**Data provided**
--

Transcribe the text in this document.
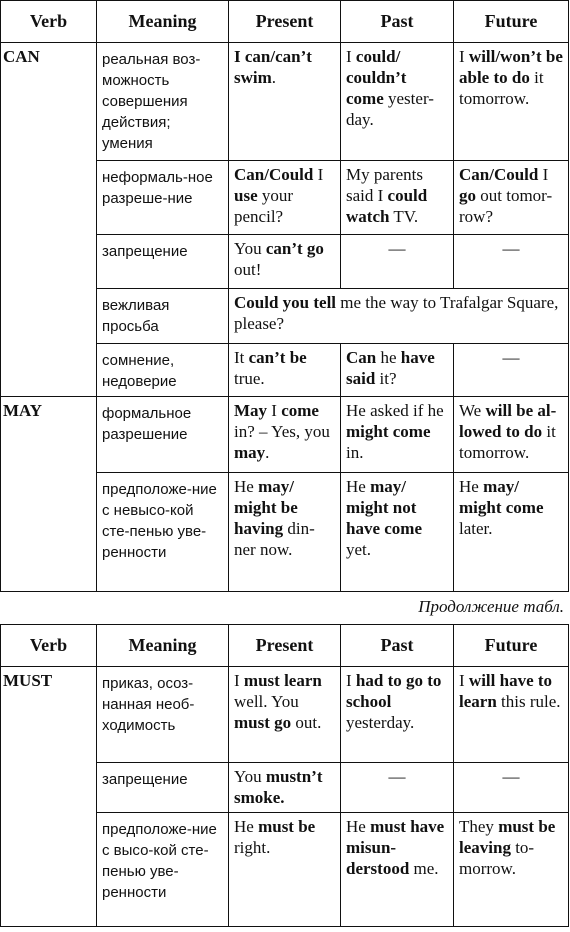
Verb	Meaning	Present	Past	Future
CAN	реальная воз-можность совершения действия; умения	I can/can’t swim.	I could/ couldn’t come yester-day.	I will/won’t be able to do it tomorrow.
	неформаль-ное разреше-ние	Can/Could I use your pencil?	My parents said I could watch TV.	Can/Could I go out tomor-row?
	запрещение	You can’t go out!	—	—
	вежливая просьба	Could you tell me the way to Trafalgar Square, please?		
	сомнение, недоверие	It can’t be true.	Can he have said it?	—
MAY	формальное разрешение	May I come in? – Yes, you may.	He asked if he might come in.	We will be al-lowed to do it tomorrow.
	предположе-ние с невысо-кой сте-пенью уве-ренности	He may/ might be having din-ner now.	He may/ might not have come yet.	He may/ might come later.
Продолжение табл.
Verb	Meaning	Present	Past	Future
MUST	приказ, осоз-нанная необ-ходимость	I must learn well. You must go out.	I had to go to school yesterday.	I will have to learn this rule.
	запрещение	You mustn’t smoke.	—	—
	предположе-ние с высо-кой сте-пенью уве-ренности	He must be right.	He must have misun-derstood me.	They must be leaving to-morrow.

--

**Work to be completed**
Output a faithful copy of the data, with each picture left out.

**Solved problem**
Transcribe the text in this document.
Verb	Meaning	Present	Past	Future
CAN	реальная воз-можность совершения действия; умения	I can/can’t swim.	I could/ couldn’t come yester-day.	I will/won’t be able to do it tomorrow.
	неформаль-ное разреше-ние	Can/Could I use your pencil?	My parents said I could watch TV.	Can/Could I go out tomor-row?
	запрещение	You can’t go out!	—	—
	вежливая просьба	Could you tell me the way to Trafalgar Square, please?		
	сомнение, недоверие	It can’t be true.	Can he have said it?	—
MAY	формальное разрешение	May I come in? – Yes, you may.	He asked if he might come in.	We will be al-lowed to do it tomorrow.
	предположе-ние с невысо-кой сте-пенью уве-ренности	He may/ might be having din-ner now.	He may/ might not have come yet.	He may/ might come later.
Продолжение табл.
Verb	Meaning	Present	Past	Future
MUST	приказ, осоз-нанная необ-ходимость	I must learn well. You must go out.	I had to go to school yesterday.	I will have to learn this rule.
	запрещение	You mustn’t smoke.	—	—
	предположе-ние с высо-кой сте-пенью уве-ренности	He must be right.	He must have misun-derstood me.	They must be leaving to-morrow.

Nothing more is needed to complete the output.